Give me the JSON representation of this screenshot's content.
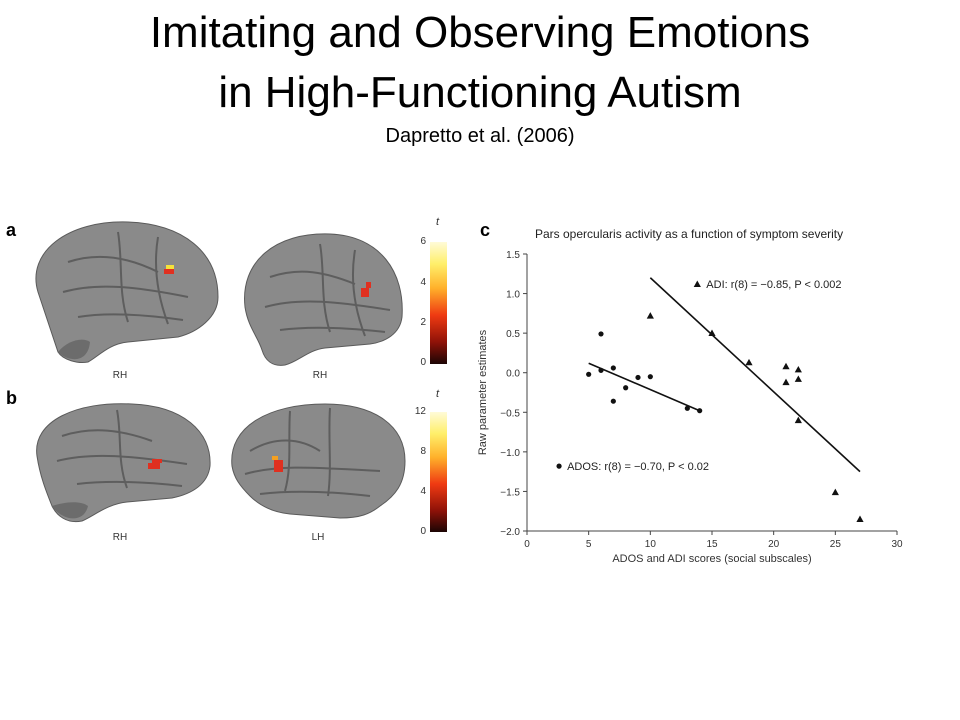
{
  "slide": {
    "title_line1": "Imitating and Observing Emotions",
    "title_line2": "in High-Functioning Autism",
    "subtitle": "Dapretto et al. (2006)"
  },
  "panel_a": {
    "letter": "a",
    "brain_labels": [
      "RH",
      "RH"
    ],
    "colorbar_label": "t",
    "colorbar_ticks": [
      "6",
      "4",
      "2",
      "0"
    ]
  },
  "panel_b": {
    "letter": "b",
    "brain_labels": [
      "RH",
      "LH"
    ],
    "colorbar_label": "t",
    "colorbar_ticks": [
      "12",
      "8",
      "4",
      "0"
    ]
  },
  "panel_c": {
    "letter": "c"
  },
  "colors": {
    "brain_gray": "#8a8a8a",
    "activation_red": "#e03020",
    "activation_yellow": "#f5e23a"
  },
  "chart_data": {
    "type": "scatter",
    "title": "Pars opercularis activity as a function of symptom severity",
    "xlabel": "ADOS and ADI scores (social subscales)",
    "ylabel": "Raw parameter estimates",
    "xlim": [
      0,
      30
    ],
    "ylim": [
      -2.0,
      1.5
    ],
    "xticks": [
      "0",
      "5",
      "10",
      "15",
      "20",
      "25",
      "30"
    ],
    "yticks": [
      "1.5",
      "1.0",
      "0.5",
      "0.0",
      "−0.5",
      "−1.0",
      "−1.5",
      "−2.0"
    ],
    "grid": false,
    "series": [
      {
        "name": "ADOS",
        "marker": "circle",
        "annotation": "ADOS: r(8) = −0.70, P < 0.02",
        "points": [
          [
            5,
            -0.02
          ],
          [
            6,
            0.49
          ],
          [
            6,
            0.03
          ],
          [
            7,
            0.06
          ],
          [
            7,
            -0.36
          ],
          [
            8,
            -0.19
          ],
          [
            9,
            -0.06
          ],
          [
            10,
            -0.05
          ],
          [
            13,
            -0.45
          ],
          [
            14,
            -0.48
          ]
        ],
        "fit": [
          [
            5,
            0.12
          ],
          [
            14,
            -0.48
          ]
        ]
      },
      {
        "name": "ADI",
        "marker": "triangle",
        "annotation": "ADI: r(8) = −0.85, P < 0.002",
        "points": [
          [
            10,
            0.72
          ],
          [
            15,
            0.5
          ],
          [
            18,
            0.13
          ],
          [
            21,
            0.08
          ],
          [
            21,
            -0.12
          ],
          [
            22,
            0.04
          ],
          [
            22,
            -0.08
          ],
          [
            22,
            -0.6
          ],
          [
            25,
            -1.51
          ],
          [
            27,
            -1.85
          ]
        ],
        "fit": [
          [
            10,
            1.2
          ],
          [
            27,
            -1.25
          ]
        ]
      }
    ]
  }
}
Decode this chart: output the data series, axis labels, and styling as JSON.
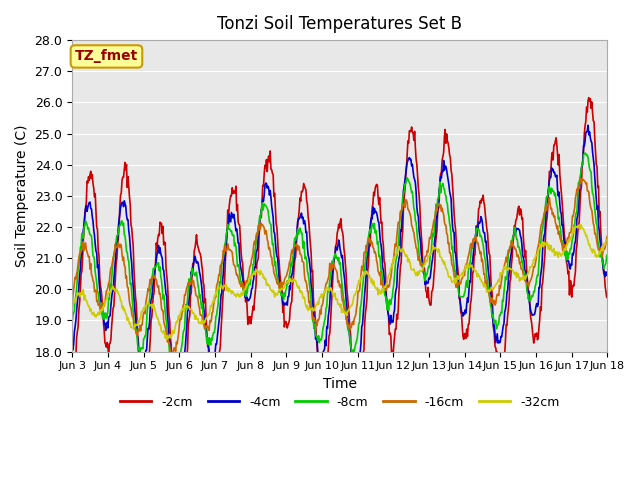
{
  "title": "Tonzi Soil Temperatures Set B",
  "xlabel": "Time",
  "ylabel": "Soil Temperature (C)",
  "annotation": "TZ_fmet",
  "ylim": [
    18.0,
    28.0
  ],
  "yticks": [
    18.0,
    19.0,
    20.0,
    21.0,
    22.0,
    23.0,
    24.0,
    25.0,
    26.0,
    27.0,
    28.0
  ],
  "xtick_labels": [
    "Jun 3",
    "Jun 4",
    "Jun 5",
    "Jun 6",
    "Jun 7",
    "Jun 8",
    "Jun 9",
    "Jun 10",
    "Jun 11",
    "Jun 12",
    "Jun 13",
    "Jun 14",
    "Jun 15",
    "Jun 16",
    "Jun 17",
    "Jun 18"
  ],
  "xtick_positions": [
    0,
    1,
    2,
    3,
    4,
    5,
    6,
    7,
    8,
    9,
    10,
    11,
    12,
    13,
    14,
    15
  ],
  "n_days": 15,
  "bg_color": "#e8e8e8",
  "line_colors": {
    "-2cm": "#cc0000",
    "-4cm": "#0000cc",
    "-8cm": "#00cc00",
    "-16cm": "#cc6600",
    "-32cm": "#cccc00"
  },
  "legend_labels": [
    "-2cm",
    "-4cm",
    "-8cm",
    "-16cm",
    "-32cm"
  ],
  "annotation_bg": "#ffff99",
  "annotation_border": "#cc9900",
  "annotation_text_color": "#990000"
}
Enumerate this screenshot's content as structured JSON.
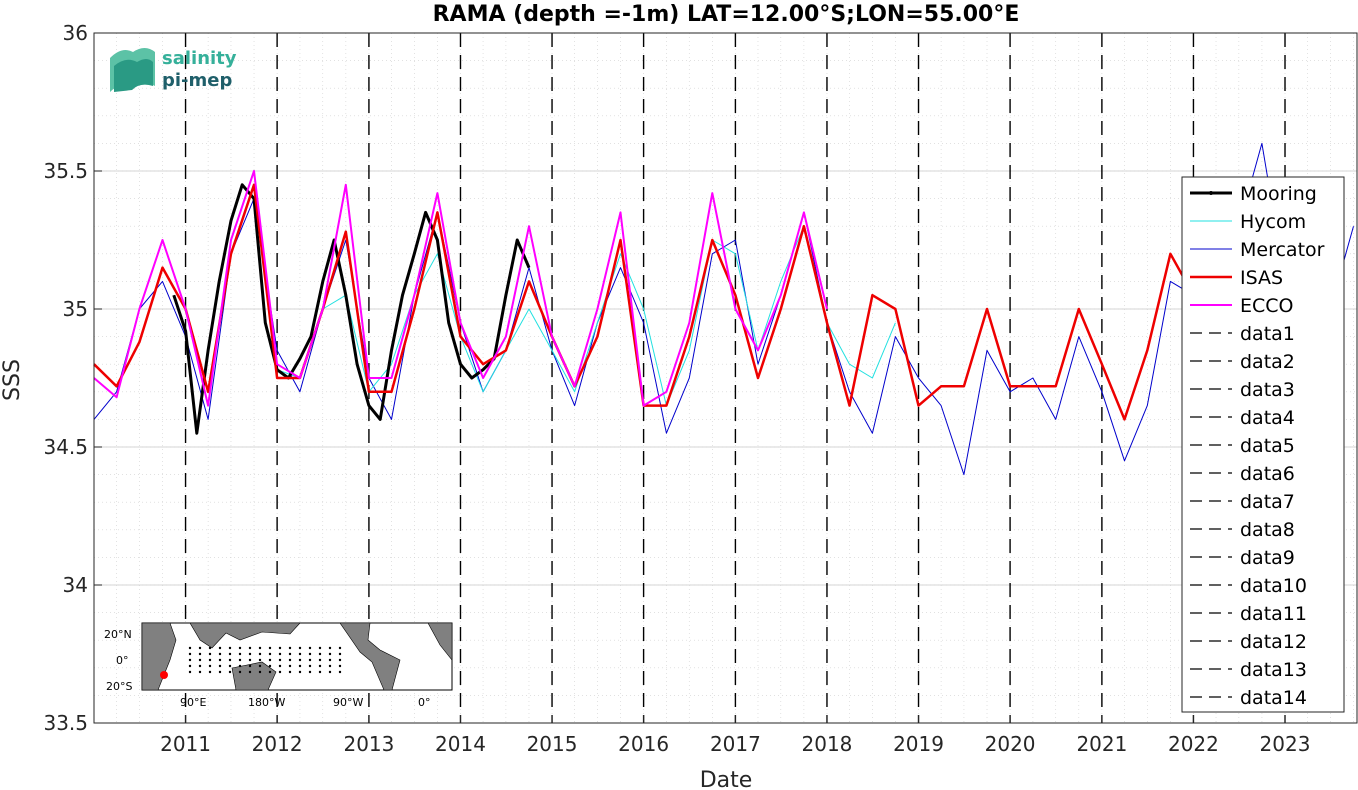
{
  "chart_data": {
    "type": "line",
    "title": "RAMA (depth =-1m) LAT=12.00°S;LON=55.00°E",
    "xlabel": "Date",
    "ylabel": "SSS",
    "xlim": [
      "2010-01-01",
      "2023-10-15"
    ],
    "ylim": [
      33.5,
      36
    ],
    "yticks": [
      "33.5",
      "34",
      "34.5",
      "35",
      "35.5",
      "36"
    ],
    "xticks": [
      "2011",
      "2012",
      "2013",
      "2014",
      "2015",
      "2016",
      "2017",
      "2018",
      "2019",
      "2020",
      "2021",
      "2022",
      "2023"
    ],
    "grid": true,
    "legend_position": "right",
    "vlines_dashed": [
      "2011-01-01",
      "2012-01-01",
      "2013-01-01",
      "2014-01-01",
      "2015-01-01",
      "2016-01-01",
      "2017-01-01",
      "2018-01-01",
      "2019-01-01",
      "2020-01-01",
      "2021-01-01",
      "2022-01-01",
      "2023-01-01"
    ],
    "series": [
      {
        "name": "Mooring",
        "color": "#000000",
        "width": 3,
        "x": [
          "2010-11-15",
          "2011-01-01",
          "2011-02-15",
          "2011-04-01",
          "2011-05-15",
          "2011-07-01",
          "2011-08-15",
          "2011-10-01",
          "2011-11-15",
          "2012-01-01",
          "2012-02-15",
          "2012-04-01",
          "2012-05-15",
          "2012-07-01",
          "2012-08-15",
          "2012-10-01",
          "2012-11-15",
          "2013-01-01",
          "2013-02-15",
          "2013-04-01",
          "2013-05-15",
          "2013-07-01",
          "2013-08-15",
          "2013-10-01",
          "2013-11-15",
          "2014-01-01",
          "2014-02-15",
          "2014-04-01",
          "2014-05-15",
          "2014-07-01",
          "2014-08-15",
          "2014-10-01"
        ],
        "y": [
          35.05,
          34.92,
          34.55,
          34.85,
          35.1,
          35.32,
          35.45,
          35.4,
          34.95,
          34.78,
          34.75,
          34.82,
          34.9,
          35.1,
          35.25,
          35.05,
          34.8,
          34.65,
          34.6,
          34.85,
          35.05,
          35.2,
          35.35,
          35.25,
          34.95,
          34.8,
          34.75,
          34.78,
          34.82,
          35.05,
          35.25,
          35.15
        ]
      },
      {
        "name": "Hycom",
        "color": "#22e0e0",
        "width": 1,
        "x": [
          "2012-01-01",
          "2012-04-01",
          "2012-07-01",
          "2012-10-01",
          "2013-01-01",
          "2013-04-01",
          "2013-07-01",
          "2013-10-01",
          "2014-01-01",
          "2014-04-01",
          "2014-07-01",
          "2014-10-01",
          "2015-01-01",
          "2015-04-01",
          "2015-07-01",
          "2015-10-01",
          "2016-01-01",
          "2016-04-01",
          "2016-07-01",
          "2016-10-01",
          "2017-01-01",
          "2017-04-01",
          "2017-07-01",
          "2017-10-01",
          "2018-01-01",
          "2018-04-01",
          "2018-07-01",
          "2018-10-01"
        ],
        "y": [
          34.78,
          34.75,
          35.0,
          35.05,
          34.7,
          34.8,
          35.05,
          35.2,
          34.9,
          34.7,
          34.85,
          35.0,
          34.85,
          34.7,
          34.95,
          35.2,
          35.0,
          34.65,
          34.85,
          35.25,
          35.2,
          34.85,
          35.1,
          35.3,
          34.95,
          34.8,
          34.75,
          34.95
        ]
      },
      {
        "name": "Mercator",
        "color": "#0000cc",
        "width": 1,
        "x": [
          "2010-01-01",
          "2010-04-01",
          "2010-07-01",
          "2010-10-01",
          "2011-01-01",
          "2011-04-01",
          "2011-07-01",
          "2011-10-01",
          "2012-01-01",
          "2012-04-01",
          "2012-07-01",
          "2012-10-01",
          "2013-01-01",
          "2013-04-01",
          "2013-07-01",
          "2013-10-01",
          "2014-01-01",
          "2014-04-01",
          "2014-07-01",
          "2014-10-01",
          "2015-01-01",
          "2015-04-01",
          "2015-07-01",
          "2015-10-01",
          "2016-01-01",
          "2016-04-01",
          "2016-07-01",
          "2016-10-01",
          "2017-01-01",
          "2017-04-01",
          "2017-07-01",
          "2017-10-01",
          "2018-01-01",
          "2018-04-01",
          "2018-07-01",
          "2018-10-01",
          "2019-01-01",
          "2019-04-01",
          "2019-07-01",
          "2019-10-01",
          "2020-01-01",
          "2020-04-01",
          "2020-07-01",
          "2020-10-01",
          "2021-01-01",
          "2021-04-01",
          "2021-07-01",
          "2021-10-01",
          "2022-01-01",
          "2022-04-01",
          "2022-07-01",
          "2022-10-01",
          "2023-01-01",
          "2023-04-01",
          "2023-07-01",
          "2023-10-01"
        ],
        "y": [
          34.6,
          34.7,
          35.0,
          35.1,
          34.9,
          34.6,
          35.2,
          35.4,
          34.85,
          34.7,
          35.0,
          35.25,
          34.75,
          34.6,
          35.05,
          35.35,
          34.95,
          34.7,
          34.85,
          35.15,
          34.85,
          34.65,
          34.95,
          35.15,
          34.95,
          34.55,
          34.75,
          35.2,
          35.25,
          34.8,
          35.05,
          35.35,
          34.95,
          34.7,
          34.55,
          34.9,
          34.75,
          34.65,
          34.4,
          34.85,
          34.7,
          34.75,
          34.6,
          34.9,
          34.7,
          34.45,
          34.65,
          35.1,
          35.05,
          34.9,
          35.3,
          35.6,
          35.1,
          35.2,
          35.0,
          35.3
        ]
      },
      {
        "name": "ISAS",
        "color": "#ee0000",
        "width": 2.5,
        "x": [
          "2010-01-01",
          "2010-04-01",
          "2010-07-01",
          "2010-10-01",
          "2011-01-01",
          "2011-04-01",
          "2011-07-01",
          "2011-10-01",
          "2012-01-01",
          "2012-04-01",
          "2012-07-01",
          "2012-10-01",
          "2013-01-01",
          "2013-04-01",
          "2013-07-01",
          "2013-10-01",
          "2014-01-01",
          "2014-04-01",
          "2014-07-01",
          "2014-10-01",
          "2015-01-01",
          "2015-04-01",
          "2015-07-01",
          "2015-10-01",
          "2016-01-01",
          "2016-04-01",
          "2016-07-01",
          "2016-10-01",
          "2017-01-01",
          "2017-04-01",
          "2017-07-01",
          "2017-10-01",
          "2018-01-01",
          "2018-04-01",
          "2018-07-01",
          "2018-10-01",
          "2019-01-01",
          "2019-04-01",
          "2019-07-01",
          "2019-10-01",
          "2020-01-01",
          "2020-04-01",
          "2020-07-01",
          "2020-10-01",
          "2021-01-01",
          "2021-04-01",
          "2021-07-01",
          "2021-10-01",
          "2022-01-01"
        ],
        "y": [
          34.8,
          34.72,
          34.88,
          35.15,
          35.0,
          34.7,
          35.2,
          35.45,
          34.75,
          34.75,
          35.0,
          35.28,
          34.7,
          34.7,
          35.0,
          35.35,
          34.9,
          34.8,
          34.85,
          35.1,
          34.9,
          34.72,
          34.9,
          35.25,
          34.65,
          34.65,
          34.9,
          35.25,
          35.05,
          34.75,
          35.0,
          35.3,
          34.95,
          34.65,
          35.05,
          35.0,
          34.65,
          34.72,
          34.72,
          35.0,
          34.72,
          34.72,
          34.72,
          35.0,
          34.8,
          34.6,
          34.85,
          35.2,
          35.05
        ]
      },
      {
        "name": "ECCO",
        "color": "#ff00ff",
        "width": 2,
        "x": [
          "2010-01-01",
          "2010-04-01",
          "2010-07-01",
          "2010-10-01",
          "2011-01-01",
          "2011-04-01",
          "2011-07-01",
          "2011-10-01",
          "2012-01-01",
          "2012-04-01",
          "2012-07-01",
          "2012-10-01",
          "2013-01-01",
          "2013-04-01",
          "2013-07-01",
          "2013-10-01",
          "2014-01-01",
          "2014-04-01",
          "2014-07-01",
          "2014-10-01",
          "2015-01-01",
          "2015-04-01",
          "2015-07-01",
          "2015-10-01",
          "2016-01-01",
          "2016-04-01",
          "2016-07-01",
          "2016-10-01",
          "2017-01-01",
          "2017-04-01",
          "2017-07-01",
          "2017-10-01",
          "2018-01-01"
        ],
        "y": [
          34.75,
          34.68,
          35.0,
          35.25,
          35.0,
          34.65,
          35.25,
          35.5,
          34.8,
          34.75,
          35.0,
          35.45,
          34.75,
          34.75,
          35.05,
          35.42,
          34.95,
          34.75,
          34.9,
          35.3,
          34.9,
          34.72,
          35.0,
          35.35,
          34.65,
          34.7,
          34.95,
          35.42,
          35.0,
          34.85,
          35.05,
          35.35,
          35.0
        ]
      }
    ]
  },
  "legend": {
    "entries": [
      "Mooring",
      "Hycom",
      "Mercator",
      "ISAS",
      "ECCO",
      "data1",
      "data2",
      "data3",
      "data4",
      "data5",
      "data6",
      "data7",
      "data8",
      "data9",
      "data10",
      "data11",
      "data12",
      "data13",
      "data14"
    ]
  },
  "logo": {
    "line1": "salinity",
    "line2": "pi-mep"
  },
  "inset_map": {
    "lat_labels": [
      "20°N",
      "0°",
      "20°S"
    ],
    "lon_labels": [
      "90°E",
      "180°W",
      "90°W",
      "0°"
    ],
    "marker_color": "#ff0000"
  }
}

◆ Given problem: Identify every line where the string "ADOS" appears.

◆ Exercise answer:
    "xlabel": "ADOS and ADI scores (social subscales)",
        "name": "ADOS",
        "annotation": "ADOS: r(8) = −0.70, P < 0.02",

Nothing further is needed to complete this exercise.